> [Set task] Produce the listing below again, exactly as shown.

> [Source records]
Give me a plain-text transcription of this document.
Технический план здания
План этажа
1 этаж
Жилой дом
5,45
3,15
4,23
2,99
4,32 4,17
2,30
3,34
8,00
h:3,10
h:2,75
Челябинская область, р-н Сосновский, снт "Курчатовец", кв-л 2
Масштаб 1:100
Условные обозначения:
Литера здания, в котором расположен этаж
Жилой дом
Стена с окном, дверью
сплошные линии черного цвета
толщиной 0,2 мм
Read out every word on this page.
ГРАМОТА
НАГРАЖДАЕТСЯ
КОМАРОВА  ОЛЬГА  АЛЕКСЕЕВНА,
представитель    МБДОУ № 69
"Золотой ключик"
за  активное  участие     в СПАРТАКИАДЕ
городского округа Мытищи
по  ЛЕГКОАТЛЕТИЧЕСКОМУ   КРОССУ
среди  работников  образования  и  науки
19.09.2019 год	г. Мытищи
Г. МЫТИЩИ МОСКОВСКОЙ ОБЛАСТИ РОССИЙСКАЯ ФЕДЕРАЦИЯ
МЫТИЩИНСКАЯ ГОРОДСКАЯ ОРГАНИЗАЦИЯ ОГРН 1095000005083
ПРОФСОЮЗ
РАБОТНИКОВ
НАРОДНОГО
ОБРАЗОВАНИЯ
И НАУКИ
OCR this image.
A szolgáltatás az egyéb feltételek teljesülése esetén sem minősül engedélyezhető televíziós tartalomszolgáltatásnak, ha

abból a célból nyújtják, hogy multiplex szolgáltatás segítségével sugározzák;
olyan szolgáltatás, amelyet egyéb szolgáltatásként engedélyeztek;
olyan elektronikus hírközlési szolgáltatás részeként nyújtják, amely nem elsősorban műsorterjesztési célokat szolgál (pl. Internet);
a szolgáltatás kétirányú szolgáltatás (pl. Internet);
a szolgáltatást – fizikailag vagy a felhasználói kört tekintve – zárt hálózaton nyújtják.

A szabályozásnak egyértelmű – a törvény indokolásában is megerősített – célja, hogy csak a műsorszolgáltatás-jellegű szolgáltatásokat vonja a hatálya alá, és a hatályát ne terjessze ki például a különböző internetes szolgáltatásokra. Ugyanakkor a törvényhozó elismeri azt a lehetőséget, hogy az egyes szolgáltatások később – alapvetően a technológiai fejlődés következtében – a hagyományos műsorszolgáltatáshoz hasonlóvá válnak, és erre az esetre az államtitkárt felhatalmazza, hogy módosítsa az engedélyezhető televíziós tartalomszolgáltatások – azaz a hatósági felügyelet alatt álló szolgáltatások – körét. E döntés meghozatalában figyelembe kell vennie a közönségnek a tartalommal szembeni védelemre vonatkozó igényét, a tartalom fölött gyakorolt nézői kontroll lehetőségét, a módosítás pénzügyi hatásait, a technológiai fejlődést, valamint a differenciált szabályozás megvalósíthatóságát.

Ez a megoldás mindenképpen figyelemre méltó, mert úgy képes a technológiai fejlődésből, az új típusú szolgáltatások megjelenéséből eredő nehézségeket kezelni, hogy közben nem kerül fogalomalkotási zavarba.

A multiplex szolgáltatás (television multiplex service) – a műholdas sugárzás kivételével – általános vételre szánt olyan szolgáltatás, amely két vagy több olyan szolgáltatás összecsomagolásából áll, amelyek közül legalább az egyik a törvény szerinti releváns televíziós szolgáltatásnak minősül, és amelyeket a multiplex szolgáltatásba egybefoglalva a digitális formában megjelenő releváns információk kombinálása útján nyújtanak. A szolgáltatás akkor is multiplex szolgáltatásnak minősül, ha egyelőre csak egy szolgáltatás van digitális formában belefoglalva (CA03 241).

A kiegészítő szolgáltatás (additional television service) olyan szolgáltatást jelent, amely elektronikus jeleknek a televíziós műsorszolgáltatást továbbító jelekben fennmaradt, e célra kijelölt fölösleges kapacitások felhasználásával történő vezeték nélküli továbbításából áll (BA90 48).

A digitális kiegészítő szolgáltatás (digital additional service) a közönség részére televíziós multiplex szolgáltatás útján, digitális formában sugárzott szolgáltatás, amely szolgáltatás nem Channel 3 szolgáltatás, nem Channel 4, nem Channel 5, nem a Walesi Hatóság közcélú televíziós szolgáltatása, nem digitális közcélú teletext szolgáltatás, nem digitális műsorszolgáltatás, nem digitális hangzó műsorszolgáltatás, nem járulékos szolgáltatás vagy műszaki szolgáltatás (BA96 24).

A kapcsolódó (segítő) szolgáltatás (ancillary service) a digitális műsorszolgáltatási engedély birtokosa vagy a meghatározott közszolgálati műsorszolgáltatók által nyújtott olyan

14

> [Answer to the task]
Give me a plain-text transcription of this document.
Технический план здания
План этажа
1 этаж
Жилой дом
5,45
3,15
4,23
2,99
4,32 4,17
2,30
3,34
8,00
h:3,10
h:2,75
Челябинская область, р-н Сосновский, снт "Курчатовец", кв-л 2
Масштаб 1:100
Условные обозначения:
Литера здания, в котором расположен этаж
Жилой дом
Стена с окном, дверью
сплошные линии черного цвета
толщиной 0,2 мм
Read out every word on this page.
ГРАМОТА
НАГРАЖДАЕТСЯ
КОМАРОВА  ОЛЬГА  АЛЕКСЕЕВНА,
представитель    МБДОУ № 69
"Золотой ключик"
за  активное  участие     в СПАРТАКИАДЕ
городского округа Мытищи
по  ЛЕГКОАТЛЕТИЧЕСКОМУ   КРОССУ
среди  работников  образования  и  науки
19.09.2019 год	г. Мытищи
Г. МЫТИЩИ МОСКОВСКОЙ ОБЛАСТИ РОССИЙСКАЯ ФЕДЕРАЦИЯ
МЫТИЩИНСКАЯ ГОРОДСКАЯ ОРГАНИЗАЦИЯ ОГРН 1095000005083
ПРОФСОЮЗ
РАБОТНИКОВ
НАРОДНОГО
ОБРАЗОВАНИЯ
И НАУКИ
OCR this image.
A szolgáltatás az egyéb feltételek teljesülése esetén sem minősül engedélyezhető televíziós tartalomszolgáltatásnak, ha

abból a célból nyújtják, hogy multiplex szolgáltatás segítségével sugározzák;
olyan szolgáltatás, amelyet egyéb szolgáltatásként engedélyeztek;
olyan elektronikus hírközlési szolgáltatás részeként nyújtják, amely nem elsősorban műsorterjesztési célokat szolgál (pl. Internet);
a szolgáltatás kétirányú szolgáltatás (pl. Internet);
a szolgáltatást – fizikailag vagy a felhasználói kört tekintve – zárt hálózaton nyújtják.

A szabályozásnak egyértelmű – a törvény indokolásában is megerősített – célja, hogy csak a műsorszolgáltatás-jellegű szolgáltatásokat vonja a hatálya alá, és a hatályát ne terjessze ki például a különböző internetes szolgáltatásokra. Ugyanakkor a törvényhozó elismeri azt a lehetőséget, hogy az egyes szolgáltatások később – alapvetően a technológiai fejlődés következtében – a hagyományos műsorszolgáltatáshoz hasonlóvá válnak, és erre az esetre az államtitkárt felhatalmazza, hogy módosítsa az engedélyezhető televíziós tartalomszolgáltatások – azaz a hatósági felügyelet alatt álló szolgáltatások – körét. E döntés meghozatalában figyelembe kell vennie a közönségnek a tartalommal szembeni védelemre vonatkozó igényét, a tartalom fölött gyakorolt nézői kontroll lehetőségét, a módosítás pénzügyi hatásait, a technológiai fejlődést, valamint a differenciált szabályozás megvalósíthatóságát.

Ez a megoldás mindenképpen figyelemre méltó, mert úgy képes a technológiai fejlődésből, az új típusú szolgáltatások megjelenéséből eredő nehézségeket kezelni, hogy közben nem kerül fogalomalkotási zavarba.

A multiplex szolgáltatás (television multiplex service) – a műholdas sugárzás kivételével – általános vételre szánt olyan szolgáltatás, amely két vagy több olyan szolgáltatás összecsomagolásából áll, amelyek közül legalább az egyik a törvény szerinti releváns televíziós szolgáltatásnak minősül, és amelyeket a multiplex szolgáltatásba egybefoglalva a digitális formában megjelenő releváns információk kombinálása útján nyújtanak. A szolgáltatás akkor is multiplex szolgáltatásnak minősül, ha egyelőre csak egy szolgáltatás van digitális formában belefoglalva (CA03 241).

A kiegészítő szolgáltatás (additional television service) olyan szolgáltatást jelent, amely elektronikus jeleknek a televíziós műsorszolgáltatást továbbító jelekben fennmaradt, e célra kijelölt fölösleges kapacitások felhasználásával történő vezeték nélküli továbbításából áll (BA90 48).

A digitális kiegészítő szolgáltatás (digital additional service) a közönség részére televíziós multiplex szolgáltatás útján, digitális formában sugárzott szolgáltatás, amely szolgáltatás nem Channel 3 szolgáltatás, nem Channel 4, nem Channel 5, nem a Walesi Hatóság közcélú televíziós szolgáltatása, nem digitális közcélú teletext szolgáltatás, nem digitális műsorszolgáltatás, nem digitális hangzó műsorszolgáltatás, nem járulékos szolgáltatás vagy műszaki szolgáltatás (BA96 24).

A kapcsolódó (segítő) szolgáltatás (ancillary service) a digitális műsorszolgáltatási engedély birtokosa vagy a meghatározott közszolgálati műsorszolgáltatók által nyújtott olyan

14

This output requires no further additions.